**** Data lines ****
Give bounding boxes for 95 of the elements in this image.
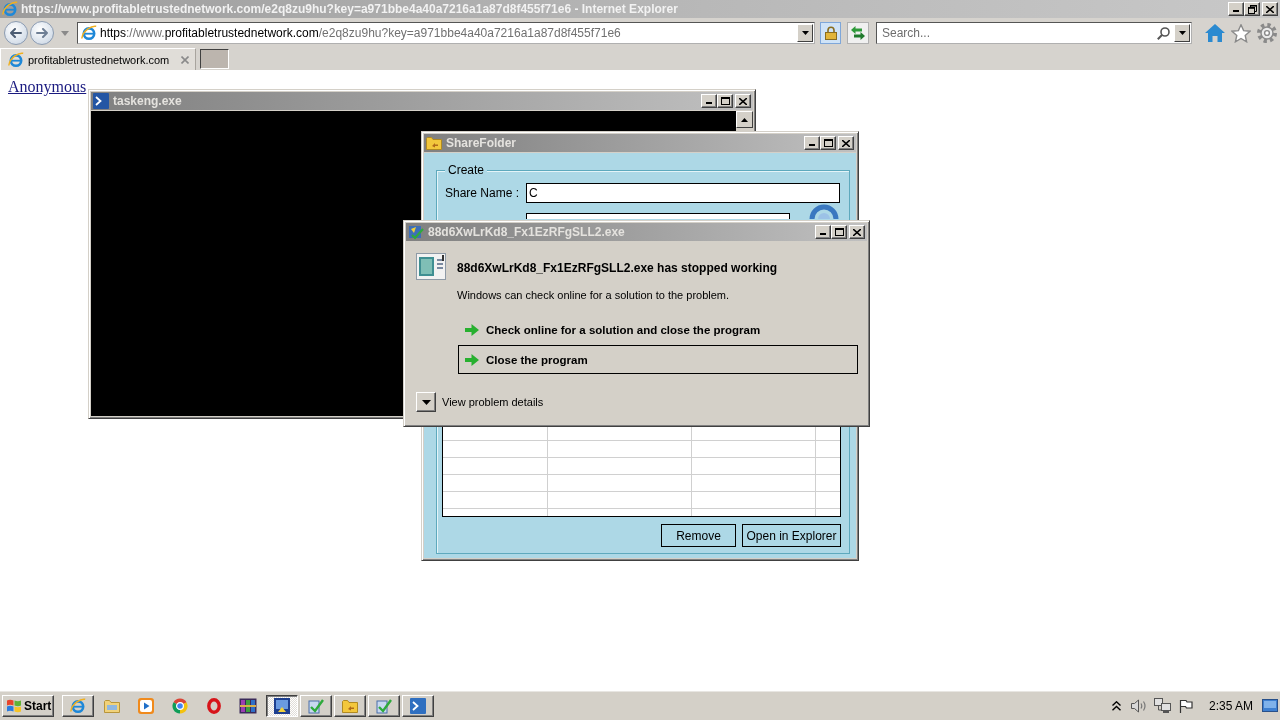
window-title: ShareFolder — [446, 136, 518, 150]
back-button[interactable] — [4, 21, 28, 45]
clock[interactable]: 2:35 AM — [1208, 698, 1253, 713]
dropdown-button[interactable] — [797, 24, 813, 42]
start-button[interactable]: Start — [2, 694, 54, 717]
restore-button[interactable] — [1244, 2, 1260, 16]
maximize-button[interactable] — [820, 136, 836, 150]
group-label: Create — [445, 163, 488, 177]
close-button[interactable] — [735, 94, 751, 108]
browser-logo-icon — [81, 25, 97, 41]
maximize-button[interactable] — [831, 225, 847, 239]
restore-icon — [1247, 4, 1257, 14]
books-icon — [239, 697, 257, 714]
remove-button[interactable]: Remove — [661, 524, 736, 547]
window-title: 88d6XwLrKd8_Fx1EzRFgSLL2.exe — [428, 225, 626, 239]
lock-button[interactable] — [820, 22, 841, 44]
page-tick-icon — [308, 697, 324, 714]
round-logo-icon — [172, 697, 188, 714]
caret-icon — [421, 399, 431, 405]
minimize-icon — [706, 102, 712, 104]
chevron-up-icon[interactable] — [1111, 700, 1121, 711]
minimize-icon — [820, 233, 826, 235]
close-icon — [853, 228, 861, 236]
expand-button[interactable] — [416, 392, 436, 412]
browser-logo-icon — [2, 1, 18, 17]
input-field[interactable]: C — [526, 183, 840, 203]
caret-icon — [1178, 31, 1186, 35]
forward-icon — [36, 28, 48, 38]
error-message: Windows can check online for a solution to the problem. — [457, 289, 731, 302]
settings-icon[interactable] — [1257, 23, 1277, 43]
folder-icon — [426, 136, 442, 150]
program-icon — [408, 224, 424, 240]
address-field[interactable]: https://www.profitabletrustednetwork.com/e2q8zu9hu?key=a971bbe4a40a7216a1a87d8f455f71e6 — [77, 22, 815, 44]
details-label[interactable]: View problem details — [442, 396, 544, 408]
program-icon — [274, 697, 290, 714]
speaker-icon[interactable] — [1130, 698, 1147, 713]
taskbar-button[interactable] — [266, 694, 298, 717]
field-label: Share Name : — [445, 186, 521, 200]
four-panes-logo-icon — [6, 698, 22, 713]
minimize-icon — [1233, 10, 1239, 12]
tab[interactable]: profitabletrustednetwork.com — [0, 48, 196, 70]
forward-button[interactable] — [30, 21, 54, 45]
input-field[interactable] — [526, 213, 790, 219]
arc-icon[interactable] — [808, 204, 840, 219]
play-icon — [138, 697, 154, 714]
refresh-icon — [851, 26, 865, 40]
maximize-icon — [823, 139, 833, 147]
window-title: https://www.profitabletrustednetwork.com/e2q8zu9hu?key=a971bbe4a40a7216a1a87d8f455f71e6 - Internet Explorer — [21, 2, 679, 16]
maximize-icon — [834, 228, 844, 236]
search-field[interactable]: Search... — [876, 22, 1192, 44]
search-icon[interactable] — [1157, 26, 1170, 40]
command-link[interactable]: Check online for a solution and close the program — [458, 315, 858, 344]
maximize-icon — [720, 97, 730, 105]
minimize-button[interactable] — [815, 225, 831, 239]
ring-icon — [207, 697, 221, 714]
dropdown-button[interactable] — [1174, 24, 1190, 42]
close-button[interactable] — [1262, 2, 1278, 16]
browser-logo-icon — [70, 697, 86, 714]
padlock-icon — [824, 26, 837, 40]
arrow-icon — [465, 322, 479, 337]
prompt-icon — [410, 697, 426, 714]
minimize-button[interactable] — [1228, 2, 1244, 16]
prompt-icon — [93, 93, 109, 109]
close-button[interactable] — [849, 225, 865, 239]
open-button[interactable]: Open in Explorer — [742, 524, 841, 547]
window-title: taskeng.exe — [113, 94, 183, 108]
minimize-button[interactable] — [804, 136, 820, 150]
refresh-button[interactable] — [847, 22, 869, 44]
star-icon[interactable] — [1231, 23, 1251, 43]
caret-up-icon — [741, 117, 748, 122]
close-icon — [842, 139, 850, 147]
screen-icon[interactable] — [1262, 699, 1278, 712]
page-tick-icon — [376, 697, 392, 714]
link[interactable]: Anonymous — [8, 78, 87, 95]
minimize-button[interactable] — [701, 94, 717, 108]
close-icon — [1266, 5, 1274, 13]
close-icon[interactable] — [181, 55, 189, 64]
minimize-icon — [809, 144, 815, 146]
maximize-button[interactable] — [717, 94, 733, 108]
new-tab-button[interactable] — [200, 49, 229, 69]
error-heading: 88d6XwLrKd8_Fx1EzRFgSLL2.exe has stopped working — [457, 261, 779, 275]
command-link[interactable]: Close the program — [458, 345, 858, 374]
close-icon — [739, 97, 747, 105]
window-icon — [416, 253, 446, 280]
network-icon[interactable] — [1153, 698, 1171, 713]
scroll-up-button[interactable] — [736, 111, 753, 128]
list-view[interactable] — [442, 425, 841, 517]
close-button[interactable] — [838, 136, 854, 150]
flag-icon[interactable] — [1178, 698, 1193, 713]
browser-logo-icon — [8, 51, 24, 68]
back-icon — [10, 28, 22, 38]
caret-icon — [801, 31, 809, 35]
folder-icon — [104, 698, 120, 713]
arrow-icon — [465, 352, 479, 367]
folder-icon — [342, 698, 358, 713]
****
Task to complete
Edit all the lines above, replacing every instance of "caret-icon" with "dropdown-arrow-icon" and changing nothing else. Leave the pictures out of your answer.

Solution
Give bounding boxes for 95 of the elements in this image.
window-title: ShareFolder — [446, 136, 518, 150]
back-button[interactable] — [4, 21, 28, 45]
clock[interactable]: 2:35 AM — [1208, 698, 1253, 713]
dropdown-button[interactable] — [797, 24, 813, 42]
start-button[interactable]: Start — [2, 694, 54, 717]
restore-button[interactable] — [1244, 2, 1260, 16]
maximize-button[interactable] — [820, 136, 836, 150]
group-label: Create — [445, 163, 488, 177]
close-button[interactable] — [735, 94, 751, 108]
browser-logo-icon — [81, 25, 97, 41]
maximize-button[interactable] — [831, 225, 847, 239]
restore-icon — [1247, 4, 1257, 14]
books-icon — [239, 697, 257, 714]
remove-button[interactable]: Remove — [661, 524, 736, 547]
window-title: 88d6XwLrKd8_Fx1EzRFgSLL2.exe — [428, 225, 626, 239]
lock-button[interactable] — [820, 22, 841, 44]
page-tick-icon — [308, 697, 324, 714]
round-logo-icon — [172, 697, 188, 714]
dropdown-arrow-icon — [421, 399, 431, 405]
minimize-icon — [706, 102, 712, 104]
chevron-up-icon[interactable] — [1111, 700, 1121, 711]
minimize-icon — [820, 233, 826, 235]
close-icon — [853, 228, 861, 236]
expand-button[interactable] — [416, 392, 436, 412]
browser-logo-icon — [2, 1, 18, 17]
input-field[interactable]: C — [526, 183, 840, 203]
dropdown-arrow-icon — [1178, 31, 1186, 35]
forward-icon — [36, 28, 48, 38]
error-message: Windows can check online for a solution to the problem. — [457, 289, 731, 302]
settings-icon[interactable] — [1257, 23, 1277, 43]
folder-icon — [426, 136, 442, 150]
program-icon — [408, 224, 424, 240]
address-field[interactable]: https://www.profitabletrustednetwork.com/e2q8zu9hu?key=a971bbe4a40a7216a1a87d8f455f71e6 — [77, 22, 815, 44]
details-label[interactable]: View problem details — [442, 396, 544, 408]
program-icon — [274, 697, 290, 714]
speaker-icon[interactable] — [1130, 698, 1147, 713]
taskbar-button[interactable] — [266, 694, 298, 717]
field-label: Share Name : — [445, 186, 521, 200]
four-panes-logo-icon — [6, 698, 22, 713]
minimize-icon — [1233, 10, 1239, 12]
tab[interactable]: profitabletrustednetwork.com — [0, 48, 196, 70]
forward-button[interactable] — [30, 21, 54, 45]
input-field[interactable] — [526, 213, 790, 219]
arc-icon[interactable] — [808, 204, 840, 219]
play-icon — [138, 697, 154, 714]
refresh-icon — [851, 26, 865, 40]
maximize-icon — [823, 139, 833, 147]
window-title: https://www.profitabletrustednetwork.com/e2q8zu9hu?key=a971bbe4a40a7216a1a87d8f455f71e6 - Internet Explorer — [21, 2, 679, 16]
maximize-icon — [834, 228, 844, 236]
search-field[interactable]: Search... — [876, 22, 1192, 44]
search-icon[interactable] — [1157, 26, 1170, 40]
command-link[interactable]: Check online for a solution and close the program — [458, 315, 858, 344]
maximize-icon — [720, 97, 730, 105]
minimize-button[interactable] — [815, 225, 831, 239]
ring-icon — [207, 697, 221, 714]
dropdown-button[interactable] — [1174, 24, 1190, 42]
close-button[interactable] — [1262, 2, 1278, 16]
browser-logo-icon — [70, 697, 86, 714]
padlock-icon — [824, 26, 837, 40]
arrow-icon — [465, 322, 479, 337]
prompt-icon — [410, 697, 426, 714]
minimize-button[interactable] — [1228, 2, 1244, 16]
prompt-icon — [93, 93, 109, 109]
close-button[interactable] — [849, 225, 865, 239]
open-button[interactable]: Open in Explorer — [742, 524, 841, 547]
window-title: taskeng.exe — [113, 94, 183, 108]
minimize-button[interactable] — [804, 136, 820, 150]
refresh-button[interactable] — [847, 22, 869, 44]
star-icon[interactable] — [1231, 23, 1251, 43]
caret-up-icon — [741, 117, 748, 122]
close-icon — [842, 139, 850, 147]
screen-icon[interactable] — [1262, 699, 1278, 712]
page-tick-icon — [376, 697, 392, 714]
link[interactable]: Anonymous — [8, 78, 87, 95]
minimize-button[interactable] — [701, 94, 717, 108]
close-icon — [1266, 5, 1274, 13]
close-icon[interactable] — [181, 55, 189, 64]
minimize-icon — [809, 144, 815, 146]
maximize-button[interactable] — [717, 94, 733, 108]
new-tab-button[interactable] — [200, 49, 229, 69]
error-heading: 88d6XwLrKd8_Fx1EzRFgSLL2.exe has stopped working — [457, 261, 779, 275]
command-link[interactable]: Close the program — [458, 345, 858, 374]
close-icon — [739, 97, 747, 105]
window-icon — [416, 253, 446, 280]
network-icon[interactable] — [1153, 698, 1171, 713]
scroll-up-button[interactable] — [736, 111, 753, 128]
list-view[interactable] — [442, 425, 841, 517]
close-button[interactable] — [838, 136, 854, 150]
flag-icon[interactable] — [1178, 698, 1193, 713]
browser-logo-icon — [8, 51, 24, 68]
back-icon — [10, 28, 22, 38]
dropdown-arrow-icon — [801, 31, 809, 35]
folder-icon — [104, 698, 120, 713]
arrow-icon — [465, 352, 479, 367]
folder-icon — [342, 698, 358, 713]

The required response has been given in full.